[Entries taken from a collection]

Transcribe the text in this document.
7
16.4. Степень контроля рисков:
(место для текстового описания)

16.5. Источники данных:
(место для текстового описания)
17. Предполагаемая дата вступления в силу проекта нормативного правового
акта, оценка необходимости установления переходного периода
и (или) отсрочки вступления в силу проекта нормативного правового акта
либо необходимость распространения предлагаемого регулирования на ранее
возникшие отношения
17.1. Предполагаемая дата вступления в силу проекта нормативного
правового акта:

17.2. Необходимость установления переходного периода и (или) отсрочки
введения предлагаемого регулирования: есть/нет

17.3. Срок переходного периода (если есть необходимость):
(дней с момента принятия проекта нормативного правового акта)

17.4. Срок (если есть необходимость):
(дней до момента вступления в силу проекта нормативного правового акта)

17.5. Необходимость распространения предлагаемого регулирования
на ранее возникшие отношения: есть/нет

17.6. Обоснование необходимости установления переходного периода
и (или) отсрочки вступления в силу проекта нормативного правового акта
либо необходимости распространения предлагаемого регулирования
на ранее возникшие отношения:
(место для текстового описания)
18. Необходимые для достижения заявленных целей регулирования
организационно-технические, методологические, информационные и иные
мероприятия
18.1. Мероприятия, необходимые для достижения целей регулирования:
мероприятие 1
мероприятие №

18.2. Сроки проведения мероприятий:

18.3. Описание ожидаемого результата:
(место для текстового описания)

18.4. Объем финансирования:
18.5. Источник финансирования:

*What you should do*: Find how many lines include the string "отношения" and report that number alone.

*Reply*: 3